• _Listing_:
+--
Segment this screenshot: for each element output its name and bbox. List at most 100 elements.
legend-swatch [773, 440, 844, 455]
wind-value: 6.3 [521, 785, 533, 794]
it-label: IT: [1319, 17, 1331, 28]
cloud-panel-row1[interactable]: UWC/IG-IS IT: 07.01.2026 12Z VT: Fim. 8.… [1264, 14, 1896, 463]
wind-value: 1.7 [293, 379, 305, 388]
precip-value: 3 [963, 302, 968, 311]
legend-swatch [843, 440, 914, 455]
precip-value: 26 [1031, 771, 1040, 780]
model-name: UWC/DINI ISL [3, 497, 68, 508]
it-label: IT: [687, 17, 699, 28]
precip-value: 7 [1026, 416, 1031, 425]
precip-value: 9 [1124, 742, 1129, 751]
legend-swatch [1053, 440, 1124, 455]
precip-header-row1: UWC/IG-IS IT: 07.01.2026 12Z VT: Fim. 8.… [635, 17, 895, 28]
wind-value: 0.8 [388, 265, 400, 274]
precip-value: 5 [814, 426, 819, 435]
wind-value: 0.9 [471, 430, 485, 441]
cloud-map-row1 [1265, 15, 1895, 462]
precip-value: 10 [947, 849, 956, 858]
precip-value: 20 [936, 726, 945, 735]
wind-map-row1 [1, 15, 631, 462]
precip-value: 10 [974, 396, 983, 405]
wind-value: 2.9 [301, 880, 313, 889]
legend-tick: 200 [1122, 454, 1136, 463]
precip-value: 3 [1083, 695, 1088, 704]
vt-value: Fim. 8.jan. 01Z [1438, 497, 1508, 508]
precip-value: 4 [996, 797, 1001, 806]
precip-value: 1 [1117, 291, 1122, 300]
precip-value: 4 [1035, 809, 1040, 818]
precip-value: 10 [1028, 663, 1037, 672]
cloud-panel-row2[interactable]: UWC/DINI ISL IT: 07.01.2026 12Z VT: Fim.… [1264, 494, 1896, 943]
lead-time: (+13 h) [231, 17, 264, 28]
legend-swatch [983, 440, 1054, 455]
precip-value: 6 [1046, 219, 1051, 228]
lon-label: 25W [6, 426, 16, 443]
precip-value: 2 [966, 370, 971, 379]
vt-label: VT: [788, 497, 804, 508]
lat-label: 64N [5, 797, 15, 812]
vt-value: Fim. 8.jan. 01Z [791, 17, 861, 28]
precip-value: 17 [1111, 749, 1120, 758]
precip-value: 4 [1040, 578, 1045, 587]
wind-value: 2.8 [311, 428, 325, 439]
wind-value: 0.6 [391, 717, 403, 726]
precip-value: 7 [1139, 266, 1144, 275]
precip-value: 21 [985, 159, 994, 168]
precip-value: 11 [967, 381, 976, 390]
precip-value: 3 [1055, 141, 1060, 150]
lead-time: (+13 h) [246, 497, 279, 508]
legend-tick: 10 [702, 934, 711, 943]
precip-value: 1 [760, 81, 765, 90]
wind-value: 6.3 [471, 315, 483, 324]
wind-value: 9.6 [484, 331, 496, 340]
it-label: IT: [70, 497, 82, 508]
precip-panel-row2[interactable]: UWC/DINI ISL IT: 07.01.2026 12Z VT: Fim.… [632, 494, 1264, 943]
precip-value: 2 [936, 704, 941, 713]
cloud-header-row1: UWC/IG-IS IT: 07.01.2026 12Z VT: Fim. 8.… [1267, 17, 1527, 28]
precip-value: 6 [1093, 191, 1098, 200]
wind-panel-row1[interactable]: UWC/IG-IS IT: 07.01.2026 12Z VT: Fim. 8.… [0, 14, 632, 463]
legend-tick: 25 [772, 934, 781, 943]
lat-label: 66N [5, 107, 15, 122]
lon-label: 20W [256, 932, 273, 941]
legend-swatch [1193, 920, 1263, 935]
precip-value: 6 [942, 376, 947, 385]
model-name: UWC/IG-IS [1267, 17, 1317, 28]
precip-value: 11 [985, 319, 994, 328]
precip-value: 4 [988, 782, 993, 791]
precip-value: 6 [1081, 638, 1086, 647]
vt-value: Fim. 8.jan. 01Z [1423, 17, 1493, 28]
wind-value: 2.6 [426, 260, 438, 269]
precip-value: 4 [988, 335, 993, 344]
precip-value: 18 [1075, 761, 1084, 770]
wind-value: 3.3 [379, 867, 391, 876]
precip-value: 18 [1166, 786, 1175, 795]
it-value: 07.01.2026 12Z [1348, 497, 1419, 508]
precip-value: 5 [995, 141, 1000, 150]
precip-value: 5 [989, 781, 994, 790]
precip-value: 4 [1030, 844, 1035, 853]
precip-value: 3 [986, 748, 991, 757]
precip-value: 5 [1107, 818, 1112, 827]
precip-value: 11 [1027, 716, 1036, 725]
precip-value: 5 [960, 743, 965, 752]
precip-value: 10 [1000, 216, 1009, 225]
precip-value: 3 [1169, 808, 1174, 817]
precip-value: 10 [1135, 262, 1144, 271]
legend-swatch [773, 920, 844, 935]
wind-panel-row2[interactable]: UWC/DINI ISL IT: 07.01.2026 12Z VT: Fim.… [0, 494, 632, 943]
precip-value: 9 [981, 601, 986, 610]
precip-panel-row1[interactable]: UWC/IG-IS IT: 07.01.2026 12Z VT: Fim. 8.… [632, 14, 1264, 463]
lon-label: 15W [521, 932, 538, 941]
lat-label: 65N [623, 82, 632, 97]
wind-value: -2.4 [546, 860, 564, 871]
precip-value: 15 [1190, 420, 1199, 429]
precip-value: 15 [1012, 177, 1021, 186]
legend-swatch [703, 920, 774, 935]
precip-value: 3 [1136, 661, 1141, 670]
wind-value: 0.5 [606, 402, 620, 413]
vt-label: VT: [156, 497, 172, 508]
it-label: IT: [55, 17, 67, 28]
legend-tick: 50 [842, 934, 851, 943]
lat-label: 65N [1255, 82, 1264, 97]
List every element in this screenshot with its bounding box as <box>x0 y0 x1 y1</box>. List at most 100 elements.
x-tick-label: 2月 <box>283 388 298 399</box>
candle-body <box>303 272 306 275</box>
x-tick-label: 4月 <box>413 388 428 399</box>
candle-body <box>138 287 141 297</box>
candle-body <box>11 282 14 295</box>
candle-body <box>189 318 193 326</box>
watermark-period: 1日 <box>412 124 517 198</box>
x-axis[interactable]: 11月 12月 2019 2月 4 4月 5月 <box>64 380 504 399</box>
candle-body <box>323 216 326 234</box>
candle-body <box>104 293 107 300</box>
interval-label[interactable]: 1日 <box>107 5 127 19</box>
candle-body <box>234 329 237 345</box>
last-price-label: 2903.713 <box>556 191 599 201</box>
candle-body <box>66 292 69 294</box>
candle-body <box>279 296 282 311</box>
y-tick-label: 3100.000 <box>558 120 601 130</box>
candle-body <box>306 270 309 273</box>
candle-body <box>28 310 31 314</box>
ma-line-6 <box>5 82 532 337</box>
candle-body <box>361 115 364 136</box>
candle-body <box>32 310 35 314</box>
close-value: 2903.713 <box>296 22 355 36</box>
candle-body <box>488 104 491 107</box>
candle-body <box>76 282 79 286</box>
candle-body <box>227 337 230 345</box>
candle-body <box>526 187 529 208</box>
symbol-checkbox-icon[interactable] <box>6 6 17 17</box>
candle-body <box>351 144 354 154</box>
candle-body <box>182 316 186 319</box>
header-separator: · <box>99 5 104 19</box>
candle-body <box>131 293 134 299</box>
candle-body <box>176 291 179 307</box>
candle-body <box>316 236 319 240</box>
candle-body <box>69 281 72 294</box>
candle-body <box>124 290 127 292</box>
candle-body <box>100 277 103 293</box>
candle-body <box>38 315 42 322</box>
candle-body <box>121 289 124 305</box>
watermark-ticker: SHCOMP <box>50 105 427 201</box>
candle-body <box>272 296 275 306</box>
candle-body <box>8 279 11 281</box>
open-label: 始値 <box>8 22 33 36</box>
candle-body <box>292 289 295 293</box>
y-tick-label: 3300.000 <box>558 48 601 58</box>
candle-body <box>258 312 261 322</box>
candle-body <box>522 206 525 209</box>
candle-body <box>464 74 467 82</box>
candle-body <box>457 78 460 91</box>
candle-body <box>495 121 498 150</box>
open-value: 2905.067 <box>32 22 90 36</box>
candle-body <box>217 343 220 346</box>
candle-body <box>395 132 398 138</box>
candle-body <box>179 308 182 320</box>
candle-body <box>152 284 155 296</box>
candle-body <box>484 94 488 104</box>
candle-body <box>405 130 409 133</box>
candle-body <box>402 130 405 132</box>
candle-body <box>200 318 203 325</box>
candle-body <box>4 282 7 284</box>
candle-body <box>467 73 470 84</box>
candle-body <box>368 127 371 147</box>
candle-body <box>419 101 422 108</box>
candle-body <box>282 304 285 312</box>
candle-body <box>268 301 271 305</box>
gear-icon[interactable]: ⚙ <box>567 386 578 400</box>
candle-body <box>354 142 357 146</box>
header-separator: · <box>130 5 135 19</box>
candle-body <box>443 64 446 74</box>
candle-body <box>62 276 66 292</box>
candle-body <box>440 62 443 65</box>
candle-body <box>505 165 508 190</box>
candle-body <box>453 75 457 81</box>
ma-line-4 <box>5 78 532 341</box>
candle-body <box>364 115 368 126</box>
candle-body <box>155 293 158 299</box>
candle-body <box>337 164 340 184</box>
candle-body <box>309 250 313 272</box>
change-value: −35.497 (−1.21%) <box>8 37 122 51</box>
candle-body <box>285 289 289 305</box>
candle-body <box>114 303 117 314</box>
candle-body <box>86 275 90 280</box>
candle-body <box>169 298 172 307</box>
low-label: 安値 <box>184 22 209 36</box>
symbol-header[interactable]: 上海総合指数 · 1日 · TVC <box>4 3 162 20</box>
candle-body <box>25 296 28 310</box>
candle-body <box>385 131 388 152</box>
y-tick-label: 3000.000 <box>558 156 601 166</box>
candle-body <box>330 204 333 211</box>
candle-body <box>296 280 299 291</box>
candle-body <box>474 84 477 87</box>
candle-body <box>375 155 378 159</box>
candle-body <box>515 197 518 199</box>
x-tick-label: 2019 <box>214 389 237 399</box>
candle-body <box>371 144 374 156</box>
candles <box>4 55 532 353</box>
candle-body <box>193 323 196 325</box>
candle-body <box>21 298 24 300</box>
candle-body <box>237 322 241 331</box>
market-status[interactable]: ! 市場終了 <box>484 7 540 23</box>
+--
• _Set exercise_:
Reproduce the rows word for word, starting with the very first row and ending after the row that contains "it-label: IT: [687, 17, 699, 28]".

• _Solution_:
Segment this screenshot: for each element output its name and bbox. List at most 100 elements.
legend-swatch [773, 440, 844, 455]
wind-value: 6.3 [521, 785, 533, 794]
it-label: IT: [1319, 17, 1331, 28]
cloud-panel-row1[interactable]: UWC/IG-IS IT: 07.01.2026 12Z VT: Fim. 8.… [1264, 14, 1896, 463]
wind-value: 1.7 [293, 379, 305, 388]
precip-value: 3 [963, 302, 968, 311]
legend-swatch [843, 440, 914, 455]
precip-value: 26 [1031, 771, 1040, 780]
model-name: UWC/DINI ISL [3, 497, 68, 508]
it-label: IT: [687, 17, 699, 28]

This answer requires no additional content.